(Problem details): Check every line of the entries for "true", and copy the lines that hold it.

(Entries taken from a collection):
++++
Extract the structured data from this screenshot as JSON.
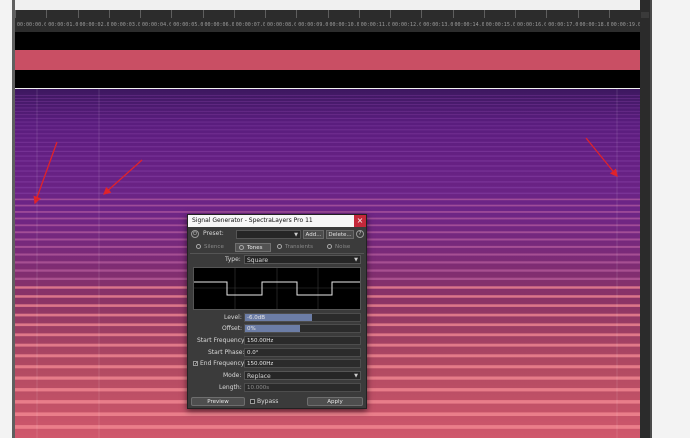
{
  "timeline": {
    "labels": [
      "00:00:00.000",
      "00:00:01.000",
      "00:00:02.000",
      "00:00:03.000",
      "00:00:04.000",
      "00:00:05.000",
      "00:00:06.000",
      "00:00:07.000",
      "00:00:08.000",
      "00:00:09.000",
      "00:00:10.000",
      "00:00:11.000",
      "00:00:12.000",
      "00:00:13.000",
      "00:00:14.000",
      "00:00:15.000",
      "00:00:16.000",
      "00:00:17.000",
      "00:00:18.000",
      "00:00:19.000"
    ]
  },
  "colors": {
    "band_red": "#c94f64",
    "spectrum_top": "#3d1860",
    "spectrum_bottom": "#d0586c",
    "annotation_arrow": "#e0222a",
    "close_button": "#c4283a",
    "slider_fill": "#6c7da6"
  },
  "dialog": {
    "title": "Signal Generator - SpectraLayers Pro 11",
    "close_icon": "×",
    "preset_label": "Preset:",
    "preset_value": "",
    "add_button": "Add...",
    "delete_button": "Delete...",
    "help_icon": "?",
    "power_icon": "⏻",
    "tabs": [
      "Silence",
      "Tones",
      "Transients",
      "Noise"
    ],
    "active_tab": "Tones",
    "type_label": "Type:",
    "type_value": "Square",
    "level_label": "Level:",
    "level_value": "-6.0dB",
    "level_fraction": 0.58,
    "offset_label": "Offset:",
    "offset_value": "0%",
    "offset_fraction": 0.48,
    "start_freq_label": "Start Frequency:",
    "start_freq_value": "150.00Hz",
    "start_phase_label": "Start Phase:",
    "start_phase_value": "0.0°",
    "end_freq_checked": true,
    "end_freq_label": "End Frequency:",
    "end_freq_value": "150.00Hz",
    "mode_label": "Mode:",
    "mode_value": "Replace",
    "length_label": "Length:",
    "length_value": "10.000s",
    "preview_button": "Preview",
    "bypass_label": "Bypass",
    "bypass_checked": false,
    "apply_button": "Apply"
  }
}
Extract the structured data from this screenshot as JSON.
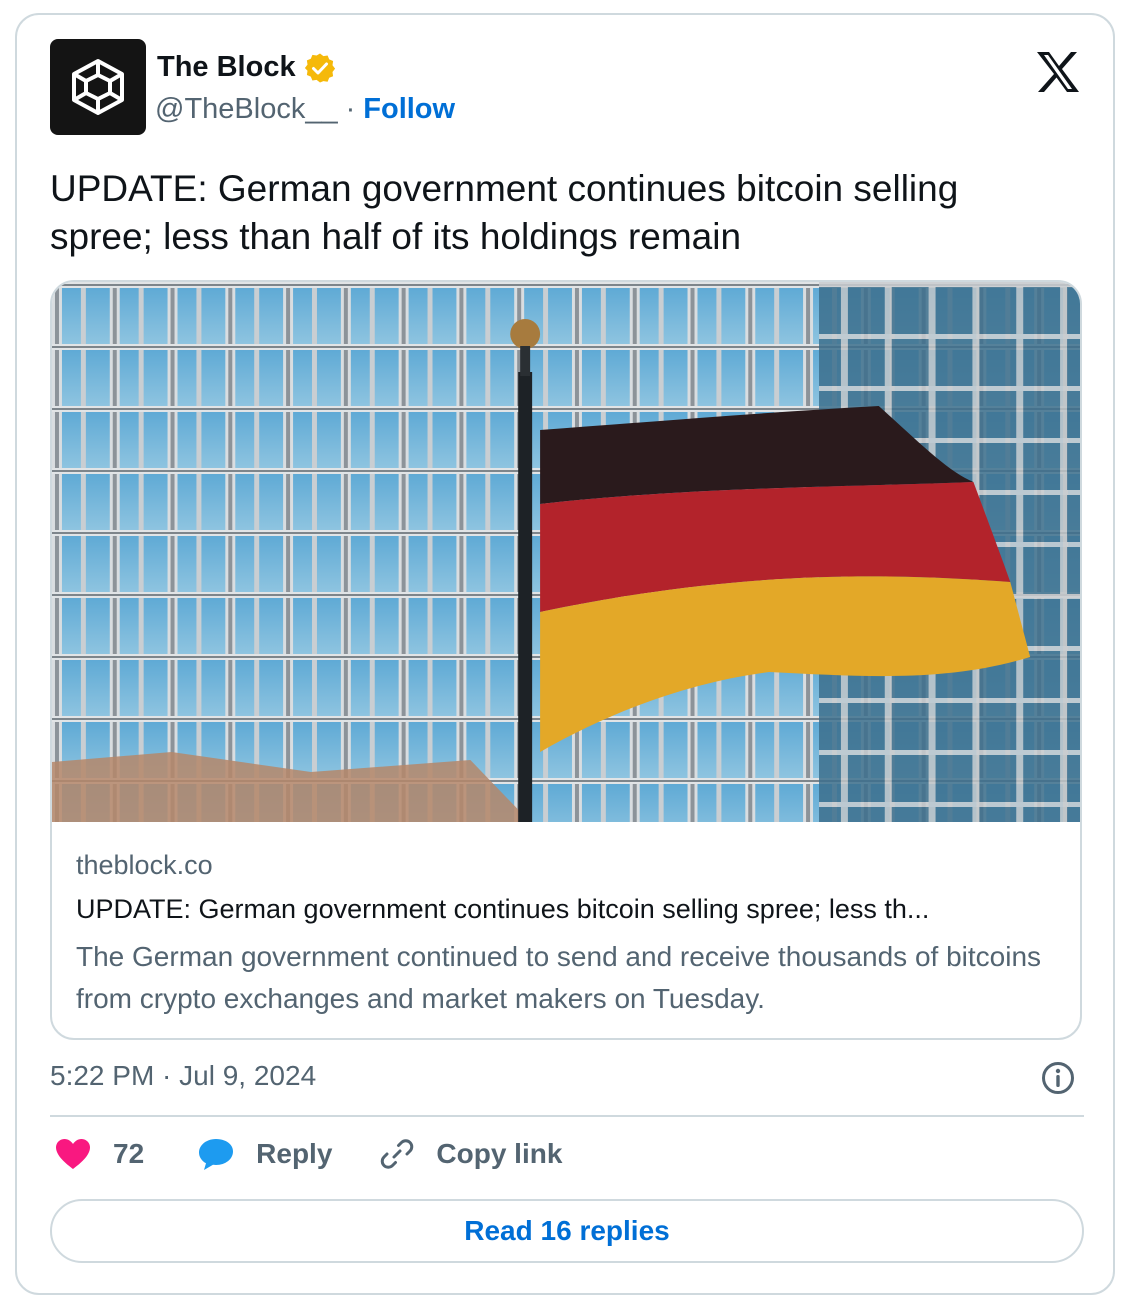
{
  "author": {
    "display_name": "The Block",
    "handle": "@TheBlock__",
    "separator": "·",
    "follow_label": "Follow",
    "verified": true,
    "verified_color": "#f5b90a",
    "avatar_icon": "cube-logo-icon"
  },
  "tweet": {
    "text": "UPDATE: German government continues bitcoin selling spree; less than half of its holdings remain"
  },
  "link_card": {
    "image_icon": "german-flag-photo",
    "domain": "theblock.co",
    "title": "UPDATE: German government continues bitcoin selling spree; less th...",
    "description": "The German government continued to send and receive thousands of bitcoins from crypto exchanges and market makers on Tuesday."
  },
  "meta": {
    "timestamp": "5:22 PM · Jul 9, 2024"
  },
  "actions": {
    "like_count": "72",
    "reply_label": "Reply",
    "copy_link_label": "Copy link",
    "like_color": "#f91880",
    "reply_color": "#1d9bf0"
  },
  "read_replies_label": "Read 16 replies",
  "colors": {
    "link_blue": "#006fd6",
    "secondary_text": "#536471",
    "border": "#cfd9de"
  }
}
++++
(Correct answer):
    "end_freq_checked": true,
    "verified": true,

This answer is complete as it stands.